Gather each line of the records where "suất" appears.
--- begin ---
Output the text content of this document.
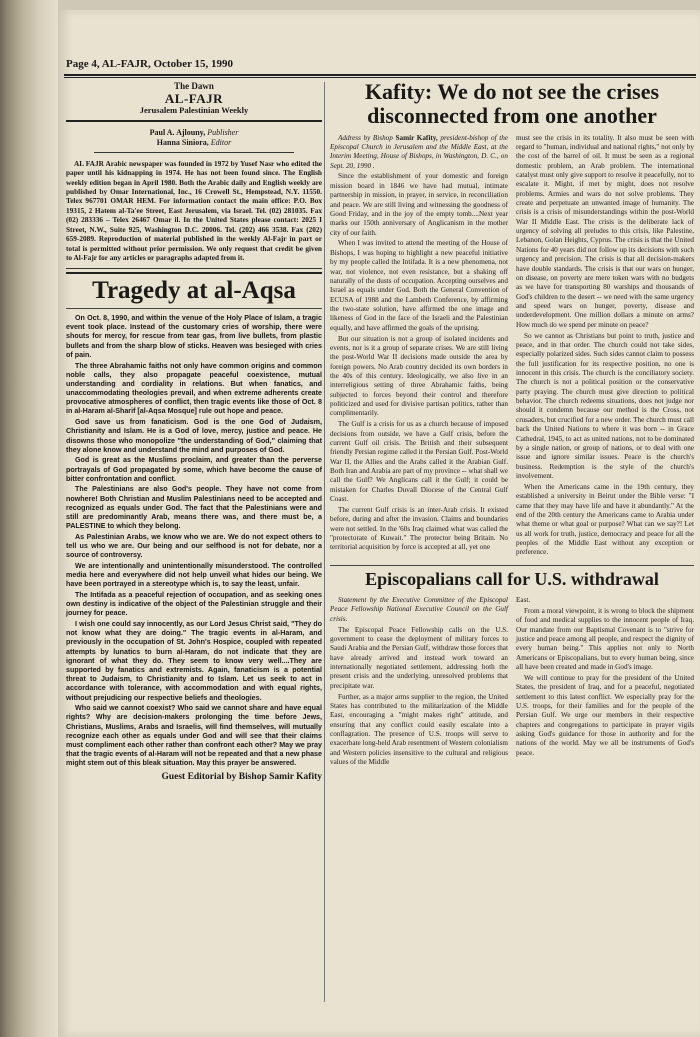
Page 4, AL-FAJR, October 15, 1990
The Dawn
AL-FAJR
Jerusalem Palestinian Weekly
Paul A. Ajlouny, Publisher
Hanna Siniora, Editor

AL FAJR Arabic newspaper was founded in 1972 by Yusef Nasr who edited the paper until his kidnapping in 1974. He has not been found since. The English weekly edition began in April 1980. Both the Arabic daily and English weekly are published by Omar International, Inc., 16 Crowell St., Hempstead, N.Y. 11550. Telex 967701 OMAR HEM. For information contact the main office: P.O. Box 19315, 2 Hatem al-Ta'ee Street, East Jerusalem, via Israel. Tel. (02) 281035. Fax (02) 283336 – Telex 26467 Omar il. In the United States please contact: 2025 I Street, N.W., Suite 925, Washington D.C. 20006. Tel. (202) 466 3538. Fax (202) 659-2089. Reproduction of material published in the weekly Al-Fajr in part or total is permitted without prior permission. We only request that credit be given to Al-Fajr for any articles or paragraphs adapted from it.

Tragedy at al-Aqsa

On Oct. 8, 1990, and within the venue of the Holy Place of Islam, a tragic event took place. Instead of the customary cries of worship, there were shouts for mercy, for rescue from tear gas, from live bullets, from plastic bullets and from the sharp blow of sticks. Heaven was besieged with cries of pain.

The three Abrahamic faiths not only have common origins and common noble calls, they also propagate peaceful coexistence, mutual understanding and cordiality in relations. But when fanatics, and unaccommodating theologies prevail, and when extreme adherents create provocative atmospheres of conflict, then tragic events like those of Oct. 8 in al-Haram al-Sharif [al-Aqsa Mosque] rule out hope and peace.

God save us from fanaticism. God is the one God of Judaism, Christianity and Islam. He is a God of love, mercy, justice and peace. He disowns those who monopolize "the understanding of God," claiming that they alone know and understand the mind and purposes of God.

God is great as the Muslims proclaim, and greater than the perverse portrayals of God propagated by some, which have become the cause of bitter confrontation and conflict.

The Palestinians are also God's people. They have not come from nowhere! Both Christian and Muslim Palestinians need to be accepted and recognized as equals under God. The fact that the Palestinians were and still are predominantly Arab, means there was, and there must be, a PALESTINE to which they belong.

As Palestinian Arabs, we know who we are. We do not expect others to tell us who we are. Our being and our selfhood is not for debate, nor a source of controversy.

We are intentionally and unintentionally misunderstood. The controlled media here and everywhere did not help unveil what hides our being. We have been portrayed in a stereotype which is, to say the least, unfair.

The Intifada as a peaceful rejection of occupation, and as seeking ones own destiny is indicative of the object of the Palestinian struggle and their journey for peace.

I wish one could say innocently, as our Lord Jesus Christ said, "They do not know what they are doing." The tragic events in al-Haram, and previously in the occupation of St. John's Hospice, coupled with repeated attempts by lunatics to burn al-Haram, do not indicate that they are ignorant of what they do. They seem to know very well....They are supported by fanatics and extremists. Again, fanaticism is a potential threat to Judaism, to Christianity and to Islam. Let us seek to act in accordance with tolerance, with accommodation and with equal rights, without prejudicing our respective beliefs and theologies.

Who said we cannot coexist? Who said we cannot share and have equal rights? Why are decision-makers prolonging the time before Jews, Christians, Muslims, Arabs and Israelis, will find themselves, will mutually recognize each other as equals under God and will see that their claims must compliment each other rather than confront each other? May we pray that the tragic events of al-Haram will not be repeated and that a new phase might stem out of this bleak situation. May this prayer be answered.

Guest Editorial by Bishop Samir Kafity
Kafity: We do not see the crises disconnected from one another

Address by Bishop Samir Kafity, president-bishop of the Episcopal Church in Jerusalem and the Middle East, at the Interim Meeting, House of Bishops, in Washington, D. C., on Sept. 20, 1990 .

Since the establishment of your domestic and foreign mission board in 1846 we have had mutual, intimate partnership in mission, in prayer, in service, in reconciliation and peace. We are still living and witnessing the goodness of Good Friday, and in the joy of the empty tomb....Next year marks our 150th anniversary of Anglicanism in the mother city of our faith.

When I was invited to attend the meeting of the House of Bishops, I was hoping to highlight a new peaceful initiative by my people called the Intifada. It is a new phenomena, not war, not violence, not even resistance, but a shaking off naturally of the dusts of occupation. Accepting ourselves and Israel as equals under God. Both the General Convention of ECUSA of 1988 and the Lambeth Conference, by affirming the two-state solution, have affirmed the one image and likeness of God in the face of the Israeli and the Palestinian equally, and have affirmed the goals of the uprising.

But our situation is not a group of isolated incidents and events, nor is it a group of separate crises. We are still living the post-World War II decisions made outside the area by foreign powers. No Arab country decided its own borders in the 40s of this century. Ideologically, we also live in an interreligious setting of three Abrahamic faiths, being subjected to forces beyond their control and therefore politicized and used for divisive partisan politics, rather than complimentarily.

The Gulf is a crisis for us as a church because of imposed decisions from outside, we have a Gulf crisis, before the current Gulf oil crisis. The British and their subsequent friendly Persian regime called it the Persian Gulf. Post-World War II, the Allies and the Arabs called it the Arabian Gulf. Both Iran and Arabia are part of my province -- what shall we call the Gulf? We Anglicans call it the Gulf; it could be mistaken for Charles Duvall Diocese of the Central Gulf Coast.

The current Gulf crisis is an inter-Arab crisis. It existed before, during and after the invasion. Claims and boundaries were not settled. In the '60s Iraq claimed what was called the "protectorate of Kuwait." The protector being Britain. No territorial acquisition by force is accepted at all, yet one

must see the crisis in its totality. It also must be seen with regard to "human, individual and national rights," not only by the cost of the barrel of oil. It must be seen as a regional domestic problem, an Arab problem. The international catalyst must only give support to resolve it peacefully, not to escalate it. Might, if met by might, does not resolve problems. Armies and wars do not solve problems. They create and perpetuate an unwanted image of humanity. The crisis is a crisis of misunderstandings within the post-World War II Middle East. The crisis is the deliberate lack of urgency of solving all preludes to this crisis, like Palestine, Lebanon, Golan Heights, Cyprus. The crisis is that the United Nations for 40 years did not follow up its decisions with such urgency and precision. The crisis is that all decision-makers have double standards. The crisis is that our wars on hunger, on disease, on poverty are mere token wars with no budgets as we have for transporting 80 warships and thousands of God's children to the desert -- we need with the same urgency and speed wars on hunger, poverty, disease and underdevelopment. One million dollars a minute on arms? How much do we spend per minute on peace?

So we cannot as Christians but point to truth, justice and peace, and in that order. The church could not take sides, especially polarized sides. Such sides cannot claim to possess the full justification for its respective position, no one is innocent in this crisis. The church is the conciliatory society. The church is not a political position or the conservative party praying. The church must give direction to political behavior. The church redeems situations, does not judge nor should it condemn because our method is the Cross, not crusaders, but crucified for a new order. The church must call back the United Nations to where it was born -- in Grace Cathedral, 1945, to act as united nations, not to be dominated by a single nation, or group of nations, or to deal with one issue and ignore similar issues. Peace is the church's business. Redemption is the style of the church's involvement.

When the Americans came in the 19th century, they established a university in Beirut under the Bible verse: "I came that they may have life and have it abundantly." At the end of the 20th century the Americans came to Arabia under what theme or what goal or purpose? What can we say?! Let us all work for truth, justice, democracy and peace for all the peoples of the Middle East without any exception or preference.

Episcopalians call for U.S. withdrawal

Statement by the Executive Committee of the Episcopal Peace Fellowship National Executive Council on the Gulf crisis.

The Episcopal Peace Fellowship calls on the U.S. government to cease the deployment of military forces to Saudi Arabia and the Persian Gulf, withdraw those forces that have already arrived and instead work toward an internationally negotiated settlement, addressing both the present crisis and the underlying, unresolved problems that precipitate war.

Further, as a major arms supplier to the region, the United States has contributed to the militarization of the Middle East, encouraging a "might makes right" attitude, and ensuring that any conflict could easily escalate into a conflagration. The presence of U.S. troops will serve to exacerbate long-held Arab resentment of Western colonialism and Western policies insensitive to the cultural and religious values of the Middle

East.

From a moral viewpoint, it is wrong to block the shipment of food and medical supplies to the innocent people of Iraq. Our mandate from our Baptismal Covenant is to "strive for justice and peace among all people, and respect the dignity of every human being." This applies not only to North Americans or Episcopalians, but to every human being, since all have been created and made in God's image.

We will continue to pray for the president of the United States, the president of Iraq, and for a peaceful, negotiated settlement to this latest conflict. We especially pray for the U.S. troops, for their families and for the people of the Persian Gulf. We urge our members in their respective chapters and congregations to participate in prayer vigils asking God's guidance for those in authority and for the nations of the world. May we all be instruments of God's peace.
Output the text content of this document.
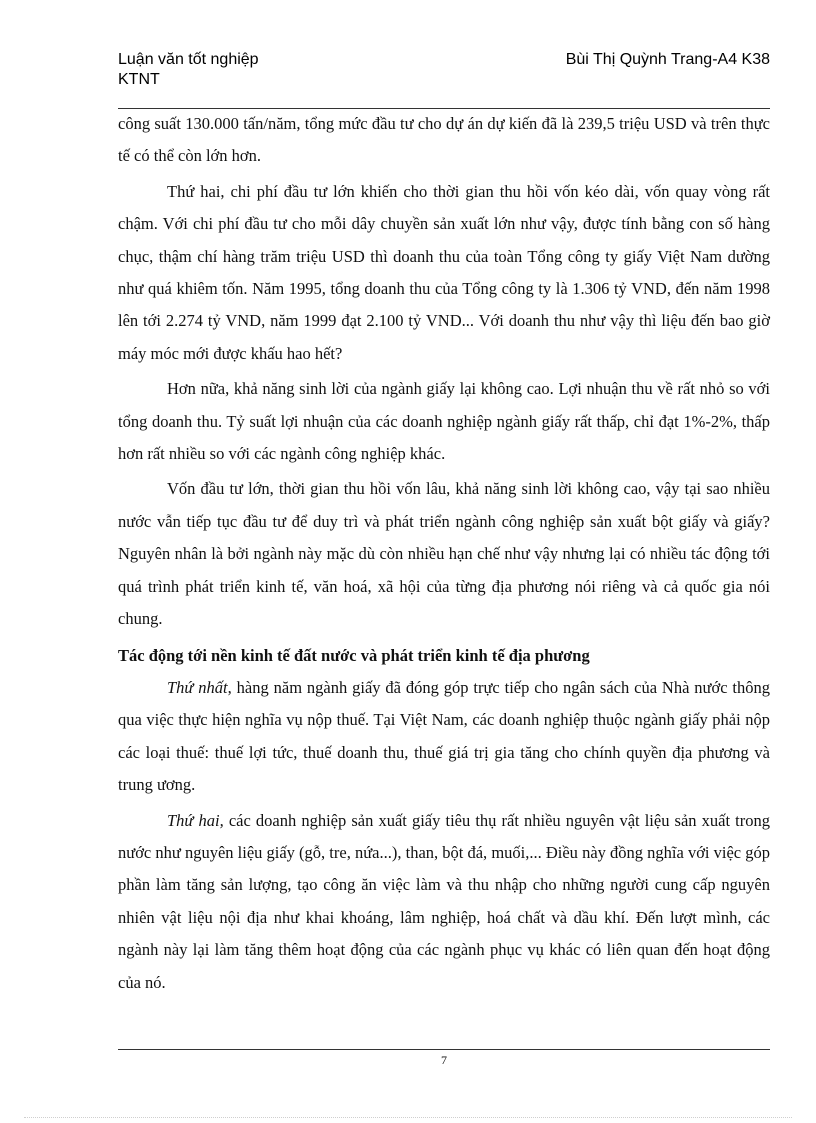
Luận văn tốt nghiệp
KTNT
Bùi Thị Quỳnh Trang-A4 K38

công suất 130.000 tấn/năm, tổng mức đầu tư cho dự án dự kiến đã là 239,5 triệu USD và trên thực tế có thể còn lớn hơn.

Thứ hai, chi phí đầu tư lớn khiến cho thời gian thu hồi vốn kéo dài, vốn quay vòng rất chậm. Với chi phí đầu tư cho mỗi dây chuyền sản xuất lớn như vậy, được tính bằng con số hàng chục, thậm chí hàng trăm triệu USD thì doanh thu của toàn Tổng công ty giấy Việt Nam dường như quá khiêm tốn. Năm 1995, tổng doanh thu của Tổng công ty là 1.306 tỷ VND, đến năm 1998 lên tới 2.274 tỷ VND, năm 1999 đạt 2.100 tỷ VND... Với doanh thu như vậy thì liệu đến bao giờ máy móc mới được khấu hao hết?

Hơn nữa, khả năng sinh lời của ngành giấy lại không cao. Lợi nhuận thu về rất nhỏ so với tổng doanh thu. Tỷ suất lợi nhuận của các doanh nghiệp ngành giấy rất thấp, chỉ đạt 1%-2%, thấp hơn rất nhiều so với các ngành công nghiệp khác.

Vốn đầu tư lớn, thời gian thu hồi vốn lâu, khả năng sinh lời không cao, vậy tại sao nhiều nước vẫn tiếp tục đầu tư để duy trì và phát triển ngành công nghiệp sản xuất bột giấy và giấy? Nguyên nhân là bởi ngành này mặc dù còn nhiều hạn chế như vậy nhưng lại có nhiều tác động tới quá trình phát triển kinh tế, văn hoá, xã hội của từng địa phương nói riêng và cả quốc gia nói chung.

Tác động tới nền kinh tế đất nước và phát triển kinh tế địa phương

Thứ nhất, hàng năm ngành giấy đã đóng góp trực tiếp cho ngân sách của Nhà nước thông qua việc thực hiện nghĩa vụ nộp thuế. Tại Việt Nam, các doanh nghiệp thuộc ngành giấy phải nộp các loại thuế: thuế lợi tức, thuế doanh thu, thuế giá trị gia tăng cho chính quyền địa phương và trung ương.

Thứ hai, các doanh nghiệp sản xuất giấy tiêu thụ rất nhiều nguyên vật liệu sản xuất trong nước như nguyên liệu giấy (gỗ, tre, nứa...), than, bột đá, muối,... Điều này đồng nghĩa với việc góp phần làm tăng sản lượng, tạo công ăn việc làm và thu nhập cho những người cung cấp nguyên nhiên vật liệu nội địa như khai khoáng, lâm nghiệp, hoá chất và dầu khí. Đến lượt mình, các ngành này lại làm tăng thêm hoạt động của các ngành phục vụ khác có liên quan đến hoạt động của nó.

7
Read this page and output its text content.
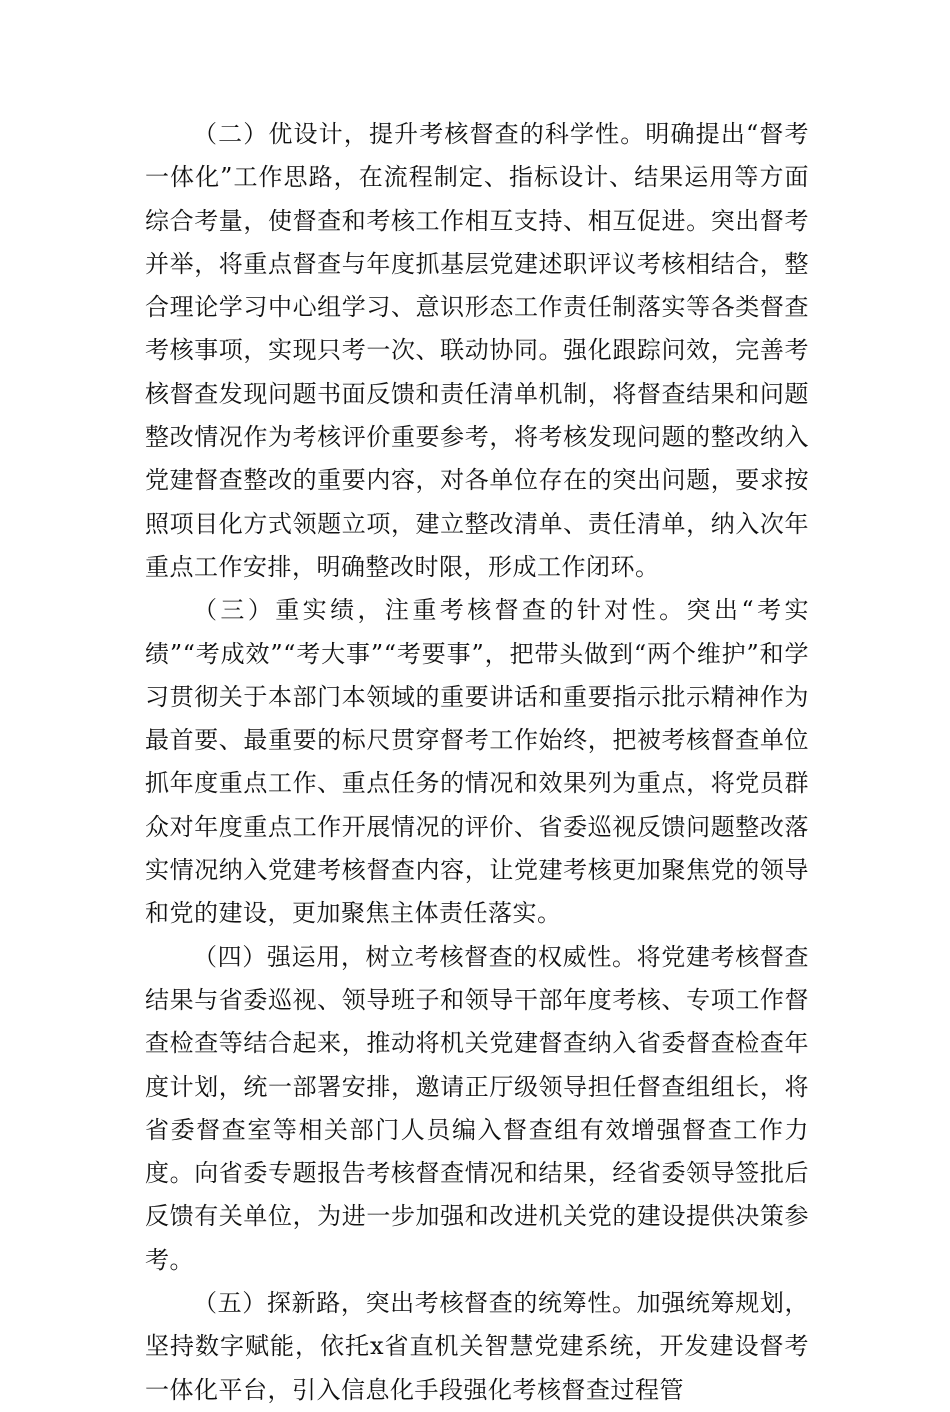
（二）优设计，提升考核督查的科学性。明确提出“督考一体化”工作思路，在流程制定、指标设计、结果运用等方面综合考量，使督查和考核工作相互支持、相互促进。突出督考并举，将重点督查与年度抓基层党建述职评议考核相结合，整合理论学习中心组学习、意识形态工作责任制落实等各类督查考核事项，实现只考一次、联动协同。强化跟踪问效，完善考核督查发现问题书面反馈和责任清单机制，将督查结果和问题整改情况作为考核评价重要参考，将考核发现问题的整改纳入党建督查整改的重要内容，对各单位存在的突出问题，要求按照项目化方式领题立项，建立整改清单、责任清单，纳入次年重点工作安排，明确整改时限，形成工作闭环。

（三）重实绩，注重考核督查的针对性。突出“考实绩”“考成效”“考大事”“考要事”，把带头做到“两个维护”和学习贯彻关于本部门本领域的重要讲话和重要指示批示精神作为最首要、最重要的标尺贯穿督考工作始终，把被考核督查单位抓年度重点工作、重点任务的情况和效果列为重点，将党员群众对年度重点工作开展情况的评价、省委巡视反馈问题整改落实情况纳入党建考核督查内容，让党建考核更加聚焦党的领导和党的建设，更加聚焦主体责任落实。

（四）强运用，树立考核督查的权威性。将党建考核督查结果与省委巡视、领导班子和领导干部年度考核、专项工作督查检查等结合起来，推动将机关党建督查纳入省委督查检查年度计划，统一部署安排，邀请正厅级领导担任督查组组长，将省委督查室等相关部门人员编入督查组有效增强督查工作力度。向省委专题报告考核督查情况和结果，经省委领导签批后反馈有关单位，为进一步加强和改进机关党的建设提供决策参考。

（五）探新路，突出考核督查的统筹性。加强统筹规划，坚持数字赋能，依托x省直机关智慧党建系统，开发建设督考一体化平台，引入信息化手段强化考核督查过程管
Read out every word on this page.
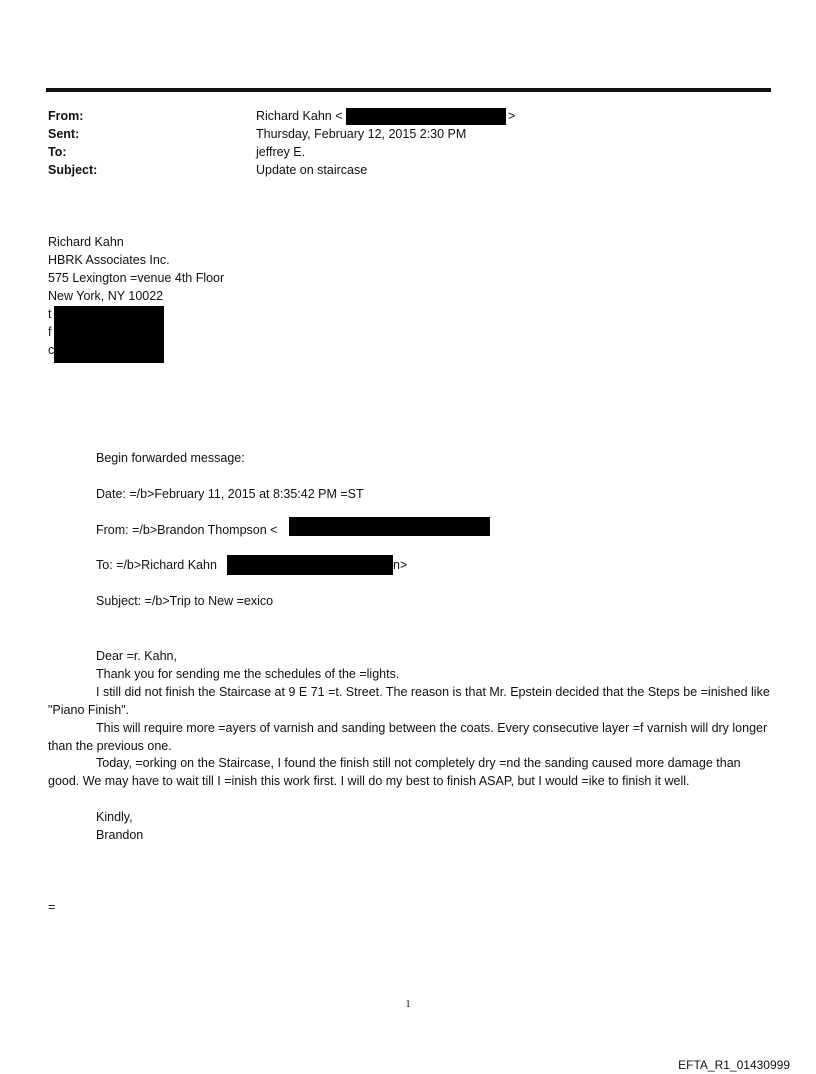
From:	Richard Kahn <	>
Sent:	Thursday, February 12, 2015 2:30 PM
To:	jeffrey E.
Subject:	Update on staircase
Richard Kahn
HBRK Associates Inc.
575 Lexington =venue 4th Floor
New York, NY 10022
t
f
c
Begin forwarded message:
Date: =/b>February 11, 2015 at 8:35:42 PM =ST
From: =/b>Brandon Thompson <
To: =/b>Richard Kahn	n>
Subject: =/b>Trip to New =exico
Dear =r. Kahn,
Thank you for sending me the schedules of the =lights.
I still did not finish the Staircase at 9 E 71 =t. Street. The reason is that Mr. Epstein decided that the Steps be =inished like "Piano Finish".
This will require more =ayers of varnish and sanding between the coats. Every consecutive layer =f varnish will dry longer than the previous one.
Today, =orking on the Staircase, I found the finish still not completely dry =nd the sanding caused more damage than good. We may have to wait till I =inish this work first. I will do my best to finish ASAP, but I would =ike to finish it well.
Kindly,
Brandon
=
1
EFTA_R1_01430999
--- end ---
* **SOLUTION TO THIS EXERCISE**
công suất 130.000 tấn/năm, tổng mức đầu tư cho dự án dự kiến đã là 239,5 triệu USD và trên thực tế có thể còn lớn hơn.
Hơn nữa, khả năng sinh lời của ngành giấy lại không cao. Lợi nhuận thu về rất nhỏ so với tổng doanh thu. Tỷ suất lợi nhuận của các doanh nghiệp ngành giấy rất thấp, chỉ đạt 1%-2%, thấp hơn rất nhiều so với các ngành công nghiệp khác.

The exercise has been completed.